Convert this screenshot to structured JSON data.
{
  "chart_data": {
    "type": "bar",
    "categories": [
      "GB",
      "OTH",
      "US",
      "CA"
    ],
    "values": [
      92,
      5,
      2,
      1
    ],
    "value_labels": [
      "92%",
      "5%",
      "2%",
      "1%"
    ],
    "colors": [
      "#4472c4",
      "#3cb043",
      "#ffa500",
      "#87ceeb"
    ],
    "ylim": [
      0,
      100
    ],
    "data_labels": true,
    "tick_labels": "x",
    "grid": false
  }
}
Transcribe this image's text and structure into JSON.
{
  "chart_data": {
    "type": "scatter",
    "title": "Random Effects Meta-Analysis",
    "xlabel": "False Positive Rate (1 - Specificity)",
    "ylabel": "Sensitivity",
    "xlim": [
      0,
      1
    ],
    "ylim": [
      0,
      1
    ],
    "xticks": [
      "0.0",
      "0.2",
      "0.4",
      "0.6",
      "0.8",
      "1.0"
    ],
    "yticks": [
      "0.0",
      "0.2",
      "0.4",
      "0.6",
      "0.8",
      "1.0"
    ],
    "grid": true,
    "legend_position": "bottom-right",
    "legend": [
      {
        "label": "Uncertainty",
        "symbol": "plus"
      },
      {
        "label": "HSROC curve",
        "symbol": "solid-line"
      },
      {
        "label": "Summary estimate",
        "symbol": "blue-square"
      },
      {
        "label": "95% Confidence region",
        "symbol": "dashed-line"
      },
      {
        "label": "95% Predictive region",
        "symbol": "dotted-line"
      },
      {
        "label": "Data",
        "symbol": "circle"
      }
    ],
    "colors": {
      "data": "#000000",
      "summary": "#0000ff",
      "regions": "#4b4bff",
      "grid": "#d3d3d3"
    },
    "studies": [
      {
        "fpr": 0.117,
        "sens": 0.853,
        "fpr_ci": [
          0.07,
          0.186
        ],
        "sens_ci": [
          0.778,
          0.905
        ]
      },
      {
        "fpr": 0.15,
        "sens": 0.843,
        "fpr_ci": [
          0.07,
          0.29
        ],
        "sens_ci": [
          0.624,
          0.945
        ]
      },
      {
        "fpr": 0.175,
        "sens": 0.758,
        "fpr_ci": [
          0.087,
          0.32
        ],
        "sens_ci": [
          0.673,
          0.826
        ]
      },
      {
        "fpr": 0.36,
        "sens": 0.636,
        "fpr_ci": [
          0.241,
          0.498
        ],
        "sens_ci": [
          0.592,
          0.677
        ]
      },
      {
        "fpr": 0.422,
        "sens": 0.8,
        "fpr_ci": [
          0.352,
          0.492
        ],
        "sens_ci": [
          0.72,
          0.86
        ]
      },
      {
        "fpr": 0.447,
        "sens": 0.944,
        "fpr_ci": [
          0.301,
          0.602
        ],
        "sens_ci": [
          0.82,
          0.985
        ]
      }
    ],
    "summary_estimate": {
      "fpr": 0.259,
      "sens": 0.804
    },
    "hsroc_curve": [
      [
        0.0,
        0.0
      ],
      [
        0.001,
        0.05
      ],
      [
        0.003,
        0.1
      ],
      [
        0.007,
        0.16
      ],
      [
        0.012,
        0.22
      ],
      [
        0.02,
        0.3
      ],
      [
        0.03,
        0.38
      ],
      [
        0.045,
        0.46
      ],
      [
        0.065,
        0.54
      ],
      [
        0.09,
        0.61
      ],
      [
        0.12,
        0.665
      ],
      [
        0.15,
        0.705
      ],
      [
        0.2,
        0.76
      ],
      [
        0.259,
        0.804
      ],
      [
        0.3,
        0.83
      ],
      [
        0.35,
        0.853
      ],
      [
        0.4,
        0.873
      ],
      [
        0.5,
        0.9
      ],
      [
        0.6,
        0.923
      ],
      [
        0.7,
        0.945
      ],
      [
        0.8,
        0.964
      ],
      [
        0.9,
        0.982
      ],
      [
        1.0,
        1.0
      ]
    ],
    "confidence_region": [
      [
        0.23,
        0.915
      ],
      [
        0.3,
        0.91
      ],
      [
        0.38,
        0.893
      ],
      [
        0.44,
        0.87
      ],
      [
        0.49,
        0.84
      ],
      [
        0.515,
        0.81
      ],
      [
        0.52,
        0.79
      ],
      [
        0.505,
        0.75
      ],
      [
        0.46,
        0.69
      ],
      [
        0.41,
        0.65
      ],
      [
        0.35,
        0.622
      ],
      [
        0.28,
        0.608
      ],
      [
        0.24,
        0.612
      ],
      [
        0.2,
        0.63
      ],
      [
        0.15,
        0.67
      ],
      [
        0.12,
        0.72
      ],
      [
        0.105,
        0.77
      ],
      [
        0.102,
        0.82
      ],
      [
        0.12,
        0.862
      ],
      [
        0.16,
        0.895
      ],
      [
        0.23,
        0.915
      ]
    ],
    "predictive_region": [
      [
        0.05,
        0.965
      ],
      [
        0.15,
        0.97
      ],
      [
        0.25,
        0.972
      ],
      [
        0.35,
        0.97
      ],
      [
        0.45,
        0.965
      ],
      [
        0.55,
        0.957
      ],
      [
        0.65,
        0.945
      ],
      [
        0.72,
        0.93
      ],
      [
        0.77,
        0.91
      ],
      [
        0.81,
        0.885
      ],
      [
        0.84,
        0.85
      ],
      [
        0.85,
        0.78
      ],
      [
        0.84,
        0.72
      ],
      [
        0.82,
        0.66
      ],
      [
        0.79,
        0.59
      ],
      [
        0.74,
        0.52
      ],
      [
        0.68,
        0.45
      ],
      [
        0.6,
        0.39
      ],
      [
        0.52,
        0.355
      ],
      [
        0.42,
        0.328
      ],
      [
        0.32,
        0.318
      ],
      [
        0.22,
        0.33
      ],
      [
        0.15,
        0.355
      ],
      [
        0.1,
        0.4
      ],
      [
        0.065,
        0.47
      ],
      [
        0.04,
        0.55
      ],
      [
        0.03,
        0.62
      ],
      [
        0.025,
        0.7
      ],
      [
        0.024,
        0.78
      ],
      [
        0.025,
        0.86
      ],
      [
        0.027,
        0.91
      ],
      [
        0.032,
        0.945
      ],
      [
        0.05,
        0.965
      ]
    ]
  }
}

============

## Problem to solve:
Report the number of lines in the listing above that include the word "JSON", and nothing else.

## Answer for this exercise:
2